## Ejercicio planteado A
Reproduce sin cambios las líneas de los registros, comenzando en la que contiene "y-tick-label: 90% xyxy=(318,22,344,36)" y terminando después de la que contiene "y-tick-label: -150% xyxy=(306,225,344,240)".

Vida y destino
Una novela y la libertad, aquí y ahora
Una novela y la libertad, aquí y ahora
En
ruso Sonia es el diminutivo de Sofía; Sonia y Sofía no son dos mujeres
diferentes, como en Venezuela, en Méjico, o en la España republicana o
franquista. En Rusia, la blanca y la roja, con el mismo tren que llevó a Lenin
y a John Reed desde la prehistoria hasta Finlandia, Sonia y Sofía es una sola
mujer: el recuerdo de una niña jugando a las escondidas, y al mismo tiempo, una
mujer con los ojos pequeñitos de intemperie, buscando en el recuerdo a través
del humo del cigarrillo que fuma su primer esposo y que está sentado frente a
una mesa de madera de Abedul, el techo bajo, las paredes abiertas por balas
perdidas, las sienes borrosas y la mandíbula triste por el almuerzo de un jueves, diciembre de
1943, en casa y sin noticias del hijo que está a orillas del río Volga, el
frente de batalla a la invasión nazi.
En
la mano y en silencio, 300 páginas después, otra mujer, Nadia, le dice a su
padre: “Los revolucionarios son estúpidos o deshonestos; no se puede sacrificar
la vida de toda una generación por una imaginaria felicidad futura…”.
“Maldita
sea”, pienso.

## Extracto de datos
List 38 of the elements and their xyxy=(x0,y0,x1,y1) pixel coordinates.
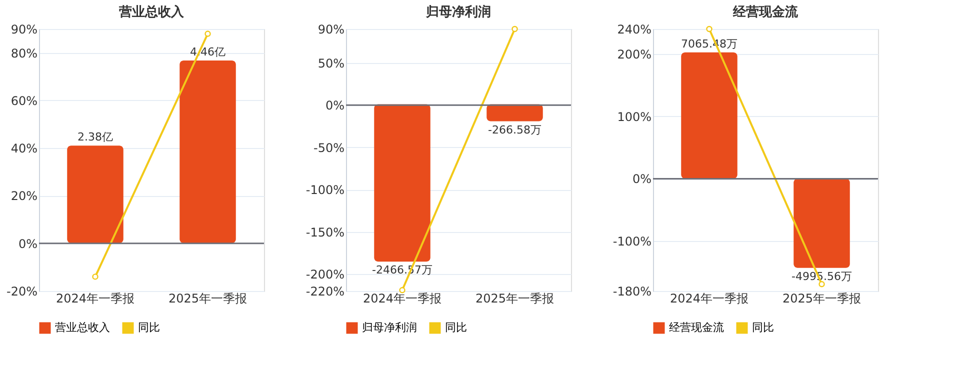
y-tick-label: 90% xyxy=(318,22,344,36)
x-tick-label: 2025年一季报 xyxy=(475,292,554,306)
y-tick-label: 90% xyxy=(10,22,38,36)
legend-label: 营业总收入 xyxy=(55,321,110,334)
x-tick-label: 2025年一季报 xyxy=(782,292,862,306)
legend-label: 归母净利润 xyxy=(362,321,417,334)
chart-title: 经营现金流 xyxy=(732,4,799,20)
y-tick-label: -200% xyxy=(306,268,344,282)
legend-label: 同比 xyxy=(752,321,774,334)
y-tick-label: 0% xyxy=(325,98,344,113)
y-tick-label: 50% xyxy=(318,56,344,70)
chart-title: 营业总收入 xyxy=(118,4,185,20)
y-tick-label: 80% xyxy=(10,46,38,60)
y-tick-label: 0% xyxy=(18,236,38,251)
y-tick-label: 20% xyxy=(10,189,38,204)
chart-title: 归母净利润 xyxy=(425,4,491,20)
y-tick-label: 100% xyxy=(617,110,652,124)
y-tick-label: -20% xyxy=(6,284,38,298)
data-label: -266.58万 xyxy=(488,123,542,136)
y-tick-label: -150% xyxy=(306,225,344,240)
y-tick-label: 0% xyxy=(632,172,652,186)
y-tick-label: 60% xyxy=(10,94,38,108)
x-tick-label: 2025年一季报 xyxy=(168,292,248,306)
y-tick-label: -220% xyxy=(306,284,344,298)
y-tick-label: -100% xyxy=(306,183,344,198)
y-tick-label: 40% xyxy=(10,142,38,156)
y-tick-label: -100% xyxy=(612,234,652,249)
data-label: 2.38亿 xyxy=(78,130,113,144)
legend-label: 同比 xyxy=(445,321,467,334)
x-tick-label: 2024年一季报 xyxy=(362,292,442,306)
y-tick-label: -180% xyxy=(612,284,652,298)
x-tick-label: 2024年一季报 xyxy=(670,292,749,306)
legend-label: 经营现金流 xyxy=(669,321,724,334)
y-tick-label: 240% xyxy=(617,22,652,36)
x-tick-label: 2024年一季报 xyxy=(56,292,135,306)
y-tick-label: 200% xyxy=(617,47,652,62)
y-tick-label: -50% xyxy=(313,140,344,155)
legend-label: 同比 xyxy=(138,321,160,334)
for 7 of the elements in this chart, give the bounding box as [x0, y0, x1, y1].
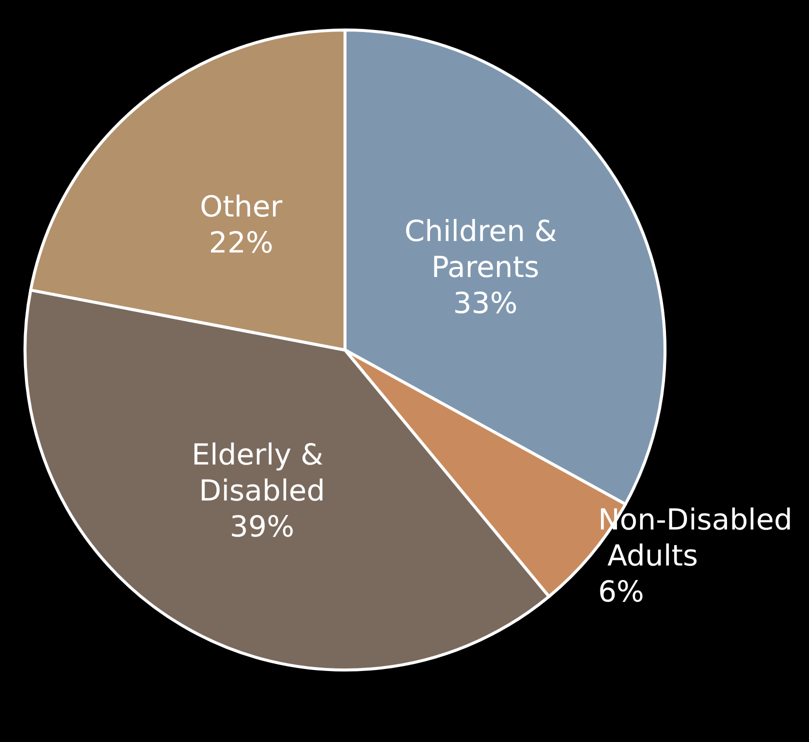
- slice-label: Other: [200, 189, 282, 224]
- data-label: 33%: [453, 286, 518, 320]
- data-label: 6%: [598, 574, 644, 608]
- slice-label: Elderly & Disabled: [192, 437, 332, 508]
- data-label: 22%: [208, 225, 274, 260]
- slice-label: Children & Parents: [404, 214, 566, 284]
- data-label: 39%: [230, 509, 294, 544]
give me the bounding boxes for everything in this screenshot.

## Ejercicio planteado B
En el fragmento sobre la novela, ¿cómo califica Nadia a los revolucionarios cuando habla con su padre?

## Resultado obtenido A
y-tick-label: 90% xyxy=(318,22,344,36)
x-tick-label: 2025年一季报 xyxy=(475,292,554,306)
y-tick-label: 90% xyxy=(10,22,38,36)
legend-label: 营业总收入 xyxy=(55,321,110,334)
x-tick-label: 2025年一季报 xyxy=(782,292,862,306)
legend-label: 归母净利润 xyxy=(362,321,417,334)
chart-title: 经营现金流 xyxy=(732,4,799,20)
y-tick-label: -200% xyxy=(306,268,344,282)
legend-label: 同比 xyxy=(752,321,774,334)
y-tick-label: 0% xyxy=(325,98,344,113)
y-tick-label: 50% xyxy=(318,56,344,70)
chart-title: 营业总收入 xyxy=(118,4,185,20)
y-tick-label: 80% xyxy=(10,46,38,60)
y-tick-label: 0% xyxy=(18,236,38,251)
y-tick-label: 20% xyxy=(10,189,38,204)
chart-title: 归母净利润 xyxy=(425,4,491,20)
y-tick-label: 100% xyxy=(617,110,652,124)
y-tick-label: -20% xyxy=(6,284,38,298)
data-label: -266.58万 xyxy=(488,123,542,136)
y-tick-label: -150% xyxy=(306,225,344,240)

## Resultado obtenido B
Dice que son estúpidos o deshonestos.